-- start of Material for the task --
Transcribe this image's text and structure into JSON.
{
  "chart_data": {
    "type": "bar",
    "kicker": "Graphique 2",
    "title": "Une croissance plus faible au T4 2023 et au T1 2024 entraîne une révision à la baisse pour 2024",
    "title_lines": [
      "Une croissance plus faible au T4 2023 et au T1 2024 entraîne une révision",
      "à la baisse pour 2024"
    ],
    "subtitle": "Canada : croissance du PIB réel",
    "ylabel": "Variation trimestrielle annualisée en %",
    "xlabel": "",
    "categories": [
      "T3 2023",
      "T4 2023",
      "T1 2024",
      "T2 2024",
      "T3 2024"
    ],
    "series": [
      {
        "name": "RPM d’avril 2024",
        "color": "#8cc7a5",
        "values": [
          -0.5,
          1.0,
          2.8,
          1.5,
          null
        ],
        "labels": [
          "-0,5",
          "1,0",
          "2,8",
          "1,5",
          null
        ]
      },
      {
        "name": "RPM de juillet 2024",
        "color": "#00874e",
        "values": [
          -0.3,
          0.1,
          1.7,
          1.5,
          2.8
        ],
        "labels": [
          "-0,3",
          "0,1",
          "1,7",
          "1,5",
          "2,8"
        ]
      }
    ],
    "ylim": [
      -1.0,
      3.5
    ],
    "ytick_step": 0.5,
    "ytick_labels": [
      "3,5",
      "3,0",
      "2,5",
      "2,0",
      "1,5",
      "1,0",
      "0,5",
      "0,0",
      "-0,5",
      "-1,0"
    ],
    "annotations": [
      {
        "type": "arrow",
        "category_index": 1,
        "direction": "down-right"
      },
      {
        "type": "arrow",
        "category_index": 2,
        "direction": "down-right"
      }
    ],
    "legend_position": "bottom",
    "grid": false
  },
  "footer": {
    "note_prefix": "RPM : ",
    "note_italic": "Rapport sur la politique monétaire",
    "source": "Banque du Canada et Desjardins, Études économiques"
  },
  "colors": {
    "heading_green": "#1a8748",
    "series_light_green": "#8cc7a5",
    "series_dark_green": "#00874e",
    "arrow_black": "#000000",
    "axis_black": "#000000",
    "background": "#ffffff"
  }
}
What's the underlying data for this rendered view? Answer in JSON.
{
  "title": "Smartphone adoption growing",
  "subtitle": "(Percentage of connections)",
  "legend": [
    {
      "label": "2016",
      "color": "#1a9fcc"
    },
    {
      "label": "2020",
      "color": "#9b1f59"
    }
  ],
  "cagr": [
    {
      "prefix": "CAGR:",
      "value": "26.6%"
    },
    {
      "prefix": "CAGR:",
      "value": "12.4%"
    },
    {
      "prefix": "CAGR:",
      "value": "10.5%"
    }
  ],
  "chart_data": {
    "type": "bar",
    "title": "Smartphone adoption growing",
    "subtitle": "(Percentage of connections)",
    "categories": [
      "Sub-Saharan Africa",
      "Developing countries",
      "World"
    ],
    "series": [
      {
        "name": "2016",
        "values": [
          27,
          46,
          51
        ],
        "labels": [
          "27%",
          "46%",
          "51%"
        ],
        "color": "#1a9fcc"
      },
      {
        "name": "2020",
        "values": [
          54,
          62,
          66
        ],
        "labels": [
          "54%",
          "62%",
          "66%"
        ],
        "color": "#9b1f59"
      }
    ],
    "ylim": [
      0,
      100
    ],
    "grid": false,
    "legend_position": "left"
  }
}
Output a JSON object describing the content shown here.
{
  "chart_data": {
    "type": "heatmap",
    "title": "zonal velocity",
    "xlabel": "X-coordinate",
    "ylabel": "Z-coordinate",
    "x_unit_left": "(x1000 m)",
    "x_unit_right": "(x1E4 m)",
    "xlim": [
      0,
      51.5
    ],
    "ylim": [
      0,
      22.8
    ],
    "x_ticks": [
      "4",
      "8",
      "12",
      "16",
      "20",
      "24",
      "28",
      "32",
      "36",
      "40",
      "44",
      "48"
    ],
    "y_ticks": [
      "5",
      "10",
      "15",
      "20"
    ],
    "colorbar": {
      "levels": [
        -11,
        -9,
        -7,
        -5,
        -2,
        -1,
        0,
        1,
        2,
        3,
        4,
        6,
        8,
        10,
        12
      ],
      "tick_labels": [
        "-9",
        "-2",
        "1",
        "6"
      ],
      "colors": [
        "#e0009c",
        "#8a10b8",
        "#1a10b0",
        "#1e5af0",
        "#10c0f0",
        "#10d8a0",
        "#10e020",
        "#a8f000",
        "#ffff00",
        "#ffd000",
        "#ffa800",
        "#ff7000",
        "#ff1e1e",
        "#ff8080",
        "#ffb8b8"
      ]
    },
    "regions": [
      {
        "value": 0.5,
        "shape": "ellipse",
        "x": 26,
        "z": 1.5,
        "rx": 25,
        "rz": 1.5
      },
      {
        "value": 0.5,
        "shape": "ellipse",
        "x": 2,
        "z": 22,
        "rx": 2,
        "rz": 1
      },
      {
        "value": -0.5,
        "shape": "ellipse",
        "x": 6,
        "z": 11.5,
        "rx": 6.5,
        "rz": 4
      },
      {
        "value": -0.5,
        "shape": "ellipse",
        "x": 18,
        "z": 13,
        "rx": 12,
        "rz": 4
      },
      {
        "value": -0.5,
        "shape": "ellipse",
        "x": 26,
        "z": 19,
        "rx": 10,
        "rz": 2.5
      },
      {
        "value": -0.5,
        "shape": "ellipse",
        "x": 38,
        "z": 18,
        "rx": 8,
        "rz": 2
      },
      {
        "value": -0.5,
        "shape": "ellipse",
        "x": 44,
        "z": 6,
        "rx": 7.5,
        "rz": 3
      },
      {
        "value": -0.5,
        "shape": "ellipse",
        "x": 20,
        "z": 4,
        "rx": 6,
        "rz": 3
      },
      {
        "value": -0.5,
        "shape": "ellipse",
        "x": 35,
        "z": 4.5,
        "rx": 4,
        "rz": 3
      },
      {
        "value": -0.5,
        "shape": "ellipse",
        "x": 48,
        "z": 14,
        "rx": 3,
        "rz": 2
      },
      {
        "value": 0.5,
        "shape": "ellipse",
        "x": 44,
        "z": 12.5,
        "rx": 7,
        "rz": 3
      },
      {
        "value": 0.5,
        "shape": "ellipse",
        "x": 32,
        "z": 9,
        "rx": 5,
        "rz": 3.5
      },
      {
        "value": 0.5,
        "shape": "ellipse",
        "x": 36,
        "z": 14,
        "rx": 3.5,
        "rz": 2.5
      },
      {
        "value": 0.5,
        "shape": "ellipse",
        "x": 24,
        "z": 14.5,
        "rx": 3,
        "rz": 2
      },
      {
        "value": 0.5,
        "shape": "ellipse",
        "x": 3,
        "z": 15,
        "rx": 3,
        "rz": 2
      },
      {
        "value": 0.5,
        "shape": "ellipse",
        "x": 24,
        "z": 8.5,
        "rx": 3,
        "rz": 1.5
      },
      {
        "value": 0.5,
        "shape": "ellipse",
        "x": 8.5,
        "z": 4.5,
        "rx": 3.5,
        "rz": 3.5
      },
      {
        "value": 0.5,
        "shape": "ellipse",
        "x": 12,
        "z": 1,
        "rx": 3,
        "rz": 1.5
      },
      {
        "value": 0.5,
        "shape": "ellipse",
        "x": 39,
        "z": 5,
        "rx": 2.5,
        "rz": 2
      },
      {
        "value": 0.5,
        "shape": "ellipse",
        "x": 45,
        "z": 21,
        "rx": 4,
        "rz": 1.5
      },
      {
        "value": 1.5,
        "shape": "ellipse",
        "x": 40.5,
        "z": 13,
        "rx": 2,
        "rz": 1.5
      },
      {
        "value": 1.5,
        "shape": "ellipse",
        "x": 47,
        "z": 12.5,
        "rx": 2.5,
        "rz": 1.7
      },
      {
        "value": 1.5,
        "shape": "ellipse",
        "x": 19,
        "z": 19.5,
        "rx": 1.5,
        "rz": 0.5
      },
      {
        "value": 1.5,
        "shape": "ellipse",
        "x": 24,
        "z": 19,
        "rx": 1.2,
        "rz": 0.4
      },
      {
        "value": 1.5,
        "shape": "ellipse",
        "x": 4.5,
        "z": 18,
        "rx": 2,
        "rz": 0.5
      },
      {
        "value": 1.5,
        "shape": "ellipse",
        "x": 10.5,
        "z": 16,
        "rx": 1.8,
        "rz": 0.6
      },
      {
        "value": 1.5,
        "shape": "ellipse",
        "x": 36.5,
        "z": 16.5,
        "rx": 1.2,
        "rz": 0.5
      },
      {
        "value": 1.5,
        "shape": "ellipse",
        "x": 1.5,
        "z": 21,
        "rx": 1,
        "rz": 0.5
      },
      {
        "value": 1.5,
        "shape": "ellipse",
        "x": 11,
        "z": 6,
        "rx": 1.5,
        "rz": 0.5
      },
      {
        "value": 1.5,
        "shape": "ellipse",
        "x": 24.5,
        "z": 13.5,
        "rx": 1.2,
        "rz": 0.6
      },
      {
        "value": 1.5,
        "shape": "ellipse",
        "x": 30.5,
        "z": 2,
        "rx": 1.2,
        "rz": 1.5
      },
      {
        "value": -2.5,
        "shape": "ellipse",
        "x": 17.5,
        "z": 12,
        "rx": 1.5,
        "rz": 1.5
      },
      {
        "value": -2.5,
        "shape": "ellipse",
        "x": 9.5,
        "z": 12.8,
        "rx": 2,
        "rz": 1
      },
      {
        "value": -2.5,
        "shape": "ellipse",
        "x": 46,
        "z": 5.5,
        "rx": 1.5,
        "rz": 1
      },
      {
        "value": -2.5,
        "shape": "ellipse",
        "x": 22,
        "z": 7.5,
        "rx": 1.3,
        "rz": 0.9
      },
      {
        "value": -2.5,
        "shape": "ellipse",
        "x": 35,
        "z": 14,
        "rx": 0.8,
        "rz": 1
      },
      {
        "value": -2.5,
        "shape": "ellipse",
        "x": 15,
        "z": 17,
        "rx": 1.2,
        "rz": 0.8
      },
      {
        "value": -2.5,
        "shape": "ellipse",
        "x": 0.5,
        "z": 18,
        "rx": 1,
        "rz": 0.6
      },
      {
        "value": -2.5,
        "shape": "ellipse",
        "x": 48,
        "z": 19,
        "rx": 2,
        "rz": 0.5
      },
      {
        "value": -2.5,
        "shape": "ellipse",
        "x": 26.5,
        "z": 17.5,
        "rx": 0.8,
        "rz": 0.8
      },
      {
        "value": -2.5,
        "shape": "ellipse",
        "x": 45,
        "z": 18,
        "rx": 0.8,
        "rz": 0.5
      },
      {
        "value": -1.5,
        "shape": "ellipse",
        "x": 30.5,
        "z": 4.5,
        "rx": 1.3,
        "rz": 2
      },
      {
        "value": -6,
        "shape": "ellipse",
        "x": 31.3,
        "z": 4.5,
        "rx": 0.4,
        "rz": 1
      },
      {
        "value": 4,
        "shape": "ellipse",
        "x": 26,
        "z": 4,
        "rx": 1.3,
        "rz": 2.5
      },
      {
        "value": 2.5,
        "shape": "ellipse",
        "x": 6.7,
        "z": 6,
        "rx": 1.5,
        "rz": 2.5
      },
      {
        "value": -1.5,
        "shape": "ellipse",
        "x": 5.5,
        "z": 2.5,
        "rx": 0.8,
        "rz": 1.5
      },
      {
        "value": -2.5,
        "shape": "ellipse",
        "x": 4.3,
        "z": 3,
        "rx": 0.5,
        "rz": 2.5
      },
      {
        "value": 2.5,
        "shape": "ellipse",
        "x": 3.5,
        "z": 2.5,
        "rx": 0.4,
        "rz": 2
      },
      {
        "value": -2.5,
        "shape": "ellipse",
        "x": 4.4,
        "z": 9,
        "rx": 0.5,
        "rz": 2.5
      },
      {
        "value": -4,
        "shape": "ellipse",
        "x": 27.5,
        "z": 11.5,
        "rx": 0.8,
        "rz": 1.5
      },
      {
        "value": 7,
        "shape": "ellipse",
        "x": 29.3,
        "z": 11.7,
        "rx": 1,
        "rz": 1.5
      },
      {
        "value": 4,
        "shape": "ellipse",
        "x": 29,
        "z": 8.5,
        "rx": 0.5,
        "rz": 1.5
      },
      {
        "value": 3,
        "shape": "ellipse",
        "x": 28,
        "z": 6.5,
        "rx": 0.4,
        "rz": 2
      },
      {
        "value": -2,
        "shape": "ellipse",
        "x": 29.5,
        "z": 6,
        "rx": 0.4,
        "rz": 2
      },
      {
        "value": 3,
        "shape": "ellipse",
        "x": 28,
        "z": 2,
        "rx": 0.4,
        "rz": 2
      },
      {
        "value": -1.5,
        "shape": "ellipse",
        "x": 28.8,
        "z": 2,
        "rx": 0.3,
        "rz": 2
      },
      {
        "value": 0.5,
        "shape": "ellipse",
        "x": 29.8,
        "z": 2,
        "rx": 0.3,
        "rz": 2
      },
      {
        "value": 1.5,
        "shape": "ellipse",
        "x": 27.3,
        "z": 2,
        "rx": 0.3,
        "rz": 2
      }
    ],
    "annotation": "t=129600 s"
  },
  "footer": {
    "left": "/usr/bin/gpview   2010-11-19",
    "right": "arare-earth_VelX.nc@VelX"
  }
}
-- end of Material for the task --
Given exercise: Report how many lines of the data hold the string "name"; give only the number.

Finished exercise: 4